### Your task:
Using the listing below, please gather every line containing the word "content".
# Records provided start
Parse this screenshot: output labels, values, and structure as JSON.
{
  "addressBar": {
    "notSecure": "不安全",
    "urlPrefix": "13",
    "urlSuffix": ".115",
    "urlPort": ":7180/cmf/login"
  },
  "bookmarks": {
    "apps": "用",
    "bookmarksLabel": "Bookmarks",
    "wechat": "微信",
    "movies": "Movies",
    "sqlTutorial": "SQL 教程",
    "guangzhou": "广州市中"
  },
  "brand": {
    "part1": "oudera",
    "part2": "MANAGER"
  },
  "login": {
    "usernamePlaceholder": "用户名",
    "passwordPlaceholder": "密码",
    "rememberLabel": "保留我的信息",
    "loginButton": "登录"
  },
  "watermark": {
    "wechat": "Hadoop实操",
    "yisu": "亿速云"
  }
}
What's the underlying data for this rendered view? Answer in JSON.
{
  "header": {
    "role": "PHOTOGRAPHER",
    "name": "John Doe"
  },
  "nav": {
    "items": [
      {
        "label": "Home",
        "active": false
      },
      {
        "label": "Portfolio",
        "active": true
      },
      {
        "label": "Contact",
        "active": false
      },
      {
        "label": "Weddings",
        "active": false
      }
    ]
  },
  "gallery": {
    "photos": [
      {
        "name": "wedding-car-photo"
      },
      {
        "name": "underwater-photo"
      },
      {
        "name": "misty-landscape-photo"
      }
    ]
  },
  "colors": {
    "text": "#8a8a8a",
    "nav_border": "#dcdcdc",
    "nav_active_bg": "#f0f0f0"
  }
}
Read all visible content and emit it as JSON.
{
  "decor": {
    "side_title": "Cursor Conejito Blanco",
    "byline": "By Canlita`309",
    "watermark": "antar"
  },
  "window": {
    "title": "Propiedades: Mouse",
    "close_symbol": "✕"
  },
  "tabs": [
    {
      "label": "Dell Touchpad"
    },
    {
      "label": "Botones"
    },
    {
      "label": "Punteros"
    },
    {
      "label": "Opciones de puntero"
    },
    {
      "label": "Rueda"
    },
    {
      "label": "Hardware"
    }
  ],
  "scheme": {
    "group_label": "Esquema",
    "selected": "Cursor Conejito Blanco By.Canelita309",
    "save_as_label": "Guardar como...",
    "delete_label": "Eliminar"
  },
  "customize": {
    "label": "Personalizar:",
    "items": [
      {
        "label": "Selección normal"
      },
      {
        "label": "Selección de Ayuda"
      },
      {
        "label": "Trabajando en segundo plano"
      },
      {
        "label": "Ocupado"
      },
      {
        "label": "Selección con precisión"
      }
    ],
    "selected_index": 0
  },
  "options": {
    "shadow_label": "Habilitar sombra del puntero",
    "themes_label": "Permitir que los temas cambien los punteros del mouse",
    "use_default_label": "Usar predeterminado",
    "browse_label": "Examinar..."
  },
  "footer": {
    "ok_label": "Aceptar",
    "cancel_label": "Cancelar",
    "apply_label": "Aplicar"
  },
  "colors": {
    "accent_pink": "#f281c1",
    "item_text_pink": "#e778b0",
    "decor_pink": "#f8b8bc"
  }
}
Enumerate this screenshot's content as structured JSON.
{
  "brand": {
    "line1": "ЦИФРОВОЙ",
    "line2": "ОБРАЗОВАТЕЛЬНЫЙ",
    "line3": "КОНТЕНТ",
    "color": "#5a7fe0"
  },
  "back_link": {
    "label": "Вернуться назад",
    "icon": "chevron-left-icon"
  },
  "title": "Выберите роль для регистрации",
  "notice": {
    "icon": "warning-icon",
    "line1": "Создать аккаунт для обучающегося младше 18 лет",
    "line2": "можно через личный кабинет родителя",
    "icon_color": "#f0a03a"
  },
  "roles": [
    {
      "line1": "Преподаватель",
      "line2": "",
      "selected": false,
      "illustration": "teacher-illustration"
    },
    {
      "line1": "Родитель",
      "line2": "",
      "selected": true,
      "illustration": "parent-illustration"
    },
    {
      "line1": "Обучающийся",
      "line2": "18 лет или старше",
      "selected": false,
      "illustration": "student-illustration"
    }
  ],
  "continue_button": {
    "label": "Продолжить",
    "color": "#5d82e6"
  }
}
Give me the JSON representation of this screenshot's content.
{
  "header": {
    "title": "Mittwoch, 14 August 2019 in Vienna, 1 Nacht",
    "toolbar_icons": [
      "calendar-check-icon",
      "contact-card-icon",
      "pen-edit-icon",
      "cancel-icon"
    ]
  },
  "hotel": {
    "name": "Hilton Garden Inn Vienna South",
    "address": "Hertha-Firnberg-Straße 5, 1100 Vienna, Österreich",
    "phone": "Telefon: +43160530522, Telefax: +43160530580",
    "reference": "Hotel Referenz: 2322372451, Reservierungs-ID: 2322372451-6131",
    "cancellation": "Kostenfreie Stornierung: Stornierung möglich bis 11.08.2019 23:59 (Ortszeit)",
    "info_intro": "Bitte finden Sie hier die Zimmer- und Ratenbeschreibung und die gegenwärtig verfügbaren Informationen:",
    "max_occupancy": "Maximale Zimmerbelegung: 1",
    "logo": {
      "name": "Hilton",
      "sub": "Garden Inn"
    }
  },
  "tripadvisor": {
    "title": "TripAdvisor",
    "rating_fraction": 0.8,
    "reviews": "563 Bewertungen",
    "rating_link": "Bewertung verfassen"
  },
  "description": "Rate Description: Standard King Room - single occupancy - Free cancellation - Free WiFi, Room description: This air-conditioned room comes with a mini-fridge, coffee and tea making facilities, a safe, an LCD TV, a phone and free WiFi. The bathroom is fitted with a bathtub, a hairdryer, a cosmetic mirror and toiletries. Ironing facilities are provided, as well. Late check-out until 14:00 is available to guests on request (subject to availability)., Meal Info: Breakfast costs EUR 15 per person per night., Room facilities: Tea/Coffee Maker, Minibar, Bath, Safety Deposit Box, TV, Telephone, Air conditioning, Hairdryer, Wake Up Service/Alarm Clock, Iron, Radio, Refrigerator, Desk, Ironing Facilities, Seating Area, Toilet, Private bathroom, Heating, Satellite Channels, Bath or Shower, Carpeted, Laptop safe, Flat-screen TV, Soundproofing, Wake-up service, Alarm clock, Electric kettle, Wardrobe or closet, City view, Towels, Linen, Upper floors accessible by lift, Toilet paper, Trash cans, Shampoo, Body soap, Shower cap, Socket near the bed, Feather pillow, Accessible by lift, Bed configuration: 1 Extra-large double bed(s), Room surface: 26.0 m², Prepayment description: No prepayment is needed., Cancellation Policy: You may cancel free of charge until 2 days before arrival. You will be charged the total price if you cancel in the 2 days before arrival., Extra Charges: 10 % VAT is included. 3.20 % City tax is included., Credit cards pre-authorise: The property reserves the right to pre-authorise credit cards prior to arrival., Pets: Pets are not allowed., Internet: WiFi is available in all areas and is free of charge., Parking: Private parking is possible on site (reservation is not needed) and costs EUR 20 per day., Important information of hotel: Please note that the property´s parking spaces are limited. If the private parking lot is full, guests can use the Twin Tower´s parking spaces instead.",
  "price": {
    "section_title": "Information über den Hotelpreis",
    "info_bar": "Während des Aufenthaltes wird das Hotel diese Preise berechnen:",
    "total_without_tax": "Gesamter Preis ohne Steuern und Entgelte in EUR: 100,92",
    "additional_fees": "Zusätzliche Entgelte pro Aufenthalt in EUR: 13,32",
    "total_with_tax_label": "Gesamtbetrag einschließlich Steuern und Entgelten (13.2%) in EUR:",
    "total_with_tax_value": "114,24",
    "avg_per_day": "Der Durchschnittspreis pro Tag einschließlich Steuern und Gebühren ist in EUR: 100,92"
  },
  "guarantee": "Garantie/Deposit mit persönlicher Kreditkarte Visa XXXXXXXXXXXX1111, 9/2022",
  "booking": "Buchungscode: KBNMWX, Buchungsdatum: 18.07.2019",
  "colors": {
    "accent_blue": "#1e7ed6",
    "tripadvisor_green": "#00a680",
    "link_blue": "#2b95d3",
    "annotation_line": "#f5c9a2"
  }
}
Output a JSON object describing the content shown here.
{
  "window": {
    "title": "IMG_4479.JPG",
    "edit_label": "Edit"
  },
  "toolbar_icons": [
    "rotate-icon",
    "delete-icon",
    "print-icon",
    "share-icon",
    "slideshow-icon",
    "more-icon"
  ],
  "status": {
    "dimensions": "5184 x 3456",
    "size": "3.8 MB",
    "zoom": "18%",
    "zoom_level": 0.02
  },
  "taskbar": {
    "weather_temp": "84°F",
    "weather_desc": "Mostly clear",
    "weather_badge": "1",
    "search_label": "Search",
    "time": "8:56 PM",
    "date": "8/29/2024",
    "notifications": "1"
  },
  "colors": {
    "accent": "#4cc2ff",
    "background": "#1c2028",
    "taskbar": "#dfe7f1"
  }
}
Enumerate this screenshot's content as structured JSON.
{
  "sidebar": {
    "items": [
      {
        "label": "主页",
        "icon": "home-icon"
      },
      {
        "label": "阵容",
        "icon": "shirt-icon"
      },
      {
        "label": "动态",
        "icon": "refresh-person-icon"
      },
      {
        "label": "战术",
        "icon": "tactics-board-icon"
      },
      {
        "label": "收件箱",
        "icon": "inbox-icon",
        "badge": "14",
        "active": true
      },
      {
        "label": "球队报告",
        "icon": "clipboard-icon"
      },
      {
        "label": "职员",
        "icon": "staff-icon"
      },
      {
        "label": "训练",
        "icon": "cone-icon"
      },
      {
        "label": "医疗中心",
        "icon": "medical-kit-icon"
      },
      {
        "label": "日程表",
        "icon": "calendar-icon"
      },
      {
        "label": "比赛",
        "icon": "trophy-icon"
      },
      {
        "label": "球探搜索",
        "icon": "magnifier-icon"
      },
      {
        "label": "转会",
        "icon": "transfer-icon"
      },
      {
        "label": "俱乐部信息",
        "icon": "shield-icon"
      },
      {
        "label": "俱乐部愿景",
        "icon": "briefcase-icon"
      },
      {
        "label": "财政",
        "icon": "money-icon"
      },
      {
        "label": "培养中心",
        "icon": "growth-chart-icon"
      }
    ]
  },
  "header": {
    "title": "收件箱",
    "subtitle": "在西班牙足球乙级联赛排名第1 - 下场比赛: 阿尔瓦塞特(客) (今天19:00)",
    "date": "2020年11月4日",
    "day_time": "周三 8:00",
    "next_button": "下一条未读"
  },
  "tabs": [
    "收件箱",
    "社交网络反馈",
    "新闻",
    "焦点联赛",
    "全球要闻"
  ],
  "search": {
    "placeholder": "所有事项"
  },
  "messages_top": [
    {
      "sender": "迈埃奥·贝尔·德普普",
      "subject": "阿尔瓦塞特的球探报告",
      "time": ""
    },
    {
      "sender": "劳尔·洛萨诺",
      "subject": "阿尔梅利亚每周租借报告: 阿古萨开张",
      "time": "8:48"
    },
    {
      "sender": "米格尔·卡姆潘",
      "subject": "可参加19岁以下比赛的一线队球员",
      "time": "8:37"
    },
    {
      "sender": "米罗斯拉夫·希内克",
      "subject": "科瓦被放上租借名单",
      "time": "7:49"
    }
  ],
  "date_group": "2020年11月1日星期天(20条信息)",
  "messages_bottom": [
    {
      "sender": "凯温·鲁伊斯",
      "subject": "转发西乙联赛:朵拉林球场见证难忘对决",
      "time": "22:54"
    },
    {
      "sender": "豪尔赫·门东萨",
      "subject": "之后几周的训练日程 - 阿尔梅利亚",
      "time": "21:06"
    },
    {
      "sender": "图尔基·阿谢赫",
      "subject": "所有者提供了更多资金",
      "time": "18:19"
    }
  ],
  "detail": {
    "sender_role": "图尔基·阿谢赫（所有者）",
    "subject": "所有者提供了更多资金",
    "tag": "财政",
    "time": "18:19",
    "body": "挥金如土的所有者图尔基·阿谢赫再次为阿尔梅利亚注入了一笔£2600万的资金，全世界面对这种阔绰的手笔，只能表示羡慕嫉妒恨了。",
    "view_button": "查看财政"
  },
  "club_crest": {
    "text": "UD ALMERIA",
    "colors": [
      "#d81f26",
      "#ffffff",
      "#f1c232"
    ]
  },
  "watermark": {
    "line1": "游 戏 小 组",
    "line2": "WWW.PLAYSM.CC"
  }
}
# Records provided end
### Correct result:
Read all visible content and emit it as JSON.
Enumerate this screenshot's content as structured JSON.
Give me the JSON representation of this screenshot's content.
Output a JSON object describing the content shown here.
Enumerate this screenshot's content as structured JSON.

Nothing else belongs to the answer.